## [What you should do]
Return every record verbatim.

━━━━━━━━━━━━━━━━━━━━

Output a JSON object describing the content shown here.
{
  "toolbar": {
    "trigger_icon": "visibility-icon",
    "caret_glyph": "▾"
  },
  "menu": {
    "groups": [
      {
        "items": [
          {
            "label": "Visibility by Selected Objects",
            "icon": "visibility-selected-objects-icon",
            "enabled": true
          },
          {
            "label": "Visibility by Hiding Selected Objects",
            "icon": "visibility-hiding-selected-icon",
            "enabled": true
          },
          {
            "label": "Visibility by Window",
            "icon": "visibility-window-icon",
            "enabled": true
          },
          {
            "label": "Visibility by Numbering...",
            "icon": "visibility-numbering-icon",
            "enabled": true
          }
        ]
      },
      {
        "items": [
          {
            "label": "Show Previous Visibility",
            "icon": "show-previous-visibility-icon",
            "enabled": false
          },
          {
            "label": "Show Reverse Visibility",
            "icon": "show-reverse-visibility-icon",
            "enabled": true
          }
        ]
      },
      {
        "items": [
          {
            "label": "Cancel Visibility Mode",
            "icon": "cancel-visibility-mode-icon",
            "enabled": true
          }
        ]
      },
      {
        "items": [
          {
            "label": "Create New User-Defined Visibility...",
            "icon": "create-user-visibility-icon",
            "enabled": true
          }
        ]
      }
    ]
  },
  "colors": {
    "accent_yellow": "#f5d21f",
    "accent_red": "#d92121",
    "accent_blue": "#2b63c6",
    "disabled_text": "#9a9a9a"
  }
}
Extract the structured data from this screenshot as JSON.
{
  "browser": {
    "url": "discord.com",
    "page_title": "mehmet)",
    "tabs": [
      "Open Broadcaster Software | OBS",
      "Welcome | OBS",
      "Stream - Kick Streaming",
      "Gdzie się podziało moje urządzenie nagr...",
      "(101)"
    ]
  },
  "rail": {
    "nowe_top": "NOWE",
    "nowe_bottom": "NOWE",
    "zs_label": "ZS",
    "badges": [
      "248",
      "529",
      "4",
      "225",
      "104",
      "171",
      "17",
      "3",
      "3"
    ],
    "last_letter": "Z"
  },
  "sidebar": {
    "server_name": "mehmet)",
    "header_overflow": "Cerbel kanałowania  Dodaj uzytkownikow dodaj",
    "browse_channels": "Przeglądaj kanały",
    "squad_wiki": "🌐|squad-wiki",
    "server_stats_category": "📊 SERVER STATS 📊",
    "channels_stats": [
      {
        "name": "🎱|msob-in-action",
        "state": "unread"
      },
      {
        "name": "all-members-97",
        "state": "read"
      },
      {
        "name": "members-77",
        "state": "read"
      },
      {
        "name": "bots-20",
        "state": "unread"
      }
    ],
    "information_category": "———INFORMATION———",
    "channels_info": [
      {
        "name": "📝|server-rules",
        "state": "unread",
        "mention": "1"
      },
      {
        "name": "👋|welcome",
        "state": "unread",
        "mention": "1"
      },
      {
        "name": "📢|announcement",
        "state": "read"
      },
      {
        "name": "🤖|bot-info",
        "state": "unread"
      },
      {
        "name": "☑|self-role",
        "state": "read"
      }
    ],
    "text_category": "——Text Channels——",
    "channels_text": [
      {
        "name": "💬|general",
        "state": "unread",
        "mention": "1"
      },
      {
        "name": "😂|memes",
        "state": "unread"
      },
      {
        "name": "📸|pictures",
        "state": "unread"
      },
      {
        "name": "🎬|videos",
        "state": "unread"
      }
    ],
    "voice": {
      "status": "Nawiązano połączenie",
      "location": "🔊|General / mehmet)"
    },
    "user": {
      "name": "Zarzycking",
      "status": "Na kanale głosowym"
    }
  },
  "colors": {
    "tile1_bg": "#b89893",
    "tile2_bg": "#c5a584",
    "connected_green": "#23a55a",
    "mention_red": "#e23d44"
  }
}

━━━━━━━━━━━━━━━━━━━━

## [Result of the task]
Output a JSON object describing the content shown here.
{
  "toolbar": {
    "trigger_icon": "visibility-icon",
    "caret_glyph": "▾"
  },
  "menu": {
    "groups": [
      {
        "items": [
          {
            "label": "Visibility by Selected Objects",
            "icon": "visibility-selected-objects-icon",
            "enabled": true
          },
          {
            "label": "Visibility by Hiding Selected Objects",
            "icon": "visibility-hiding-selected-icon",
            "enabled": true
          },
          {
            "label": "Visibility by Window",
            "icon": "visibility-window-icon",
            "enabled": true
          },
          {
            "label": "Visibility by Numbering...",
            "icon": "visibility-numbering-icon",
            "enabled": true
          }
        ]
      },
      {
        "items": [
          {
            "label": "Show Previous Visibility",
            "icon": "show-previous-visibility-icon",
            "enabled": false
          },
          {
            "label": "Show Reverse Visibility",
            "icon": "show-reverse-visibility-icon",
            "enabled": true
          }
        ]
      },
      {
        "items": [
          {
            "label": "Cancel Visibility Mode",
            "icon": "cancel-visibility-mode-icon",
            "enabled": true
          }
        ]
      },
      {
        "items": [
          {
            "label": "Create New User-Defined Visibility...",
            "icon": "create-user-visibility-icon",
            "enabled": true
          }
        ]
      }
    ]
  },
  "colors": {
    "accent_yellow": "#f5d21f",
    "accent_red": "#d92121",
    "accent_blue": "#2b63c6",
    "disabled_text": "#9a9a9a"
  }
}
Extract the structured data from this screenshot as JSON.
{
  "browser": {
    "url": "discord.com",
    "page_title": "mehmet)",
    "tabs": [
      "Open Broadcaster Software | OBS",
      "Welcome | OBS",
      "Stream - Kick Streaming",
      "Gdzie się podziało moje urządzenie nagr...",
      "(101)"
    ]
  },
  "rail": {
    "nowe_top": "NOWE",
    "nowe_bottom": "NOWE",
    "zs_label": "ZS",
    "badges": [
      "248",
      "529",
      "4",
      "225",
      "104",
      "171",
      "17",
      "3",
      "3"
    ],
    "last_letter": "Z"
  },
  "sidebar": {
    "server_name": "mehmet)",
    "header_overflow": "Cerbel kanałowania  Dodaj uzytkownikow dodaj",
    "browse_channels": "Przeglądaj kanały",
    "squad_wiki": "🌐|squad-wiki",
    "server_stats_category": "📊 SERVER STATS 📊",
    "channels_stats": [
      {
        "name": "🎱|msob-in-action",
        "state": "unread"
      },
      {
        "name": "all-members-97",
        "state": "read"
      },
      {
        "name": "members-77",
        "state": "read"
      },
      {
        "name": "bots-20",
        "state": "unread"
      }
    ],
    "information_category": "———INFORMATION———",
    "channels_info": [
      {
        "name": "📝|server-rules",
        "state": "unread",
        "mention": "1"
      },
      {
        "name": "👋|welcome",
        "state": "unread",
        "mention": "1"
      },
      {
        "name": "📢|announcement",
        "state": "read"
      },
      {
        "name": "🤖|bot-info",
        "state": "unread"
      },
      {
        "name": "☑|self-role",
        "state": "read"
      }
    ],
    "text_category": "——Text Channels——",
    "channels_text": [
      {
        "name": "💬|general",
        "state": "unread",
        "mention": "1"
      },
      {
        "name": "😂|memes",
        "state": "unread"
      },
      {
        "name": "📸|pictures",
        "state": "unread"
      },
      {
        "name": "🎬|videos",
        "state": "unread"
      }
    ],
    "voice": {
      "status": "Nawiązano połączenie",
      "location": "🔊|General / mehmet)"
    },
    "user": {
      "name": "Zarzycking",
      "status": "Na kanale głosowym"
    }
  },
  "colors": {
    "tile1_bg": "#b89893",
    "tile2_bg": "#c5a584",
    "connected_green": "#23a55a",
    "mention_red": "#e23d44"
  }
}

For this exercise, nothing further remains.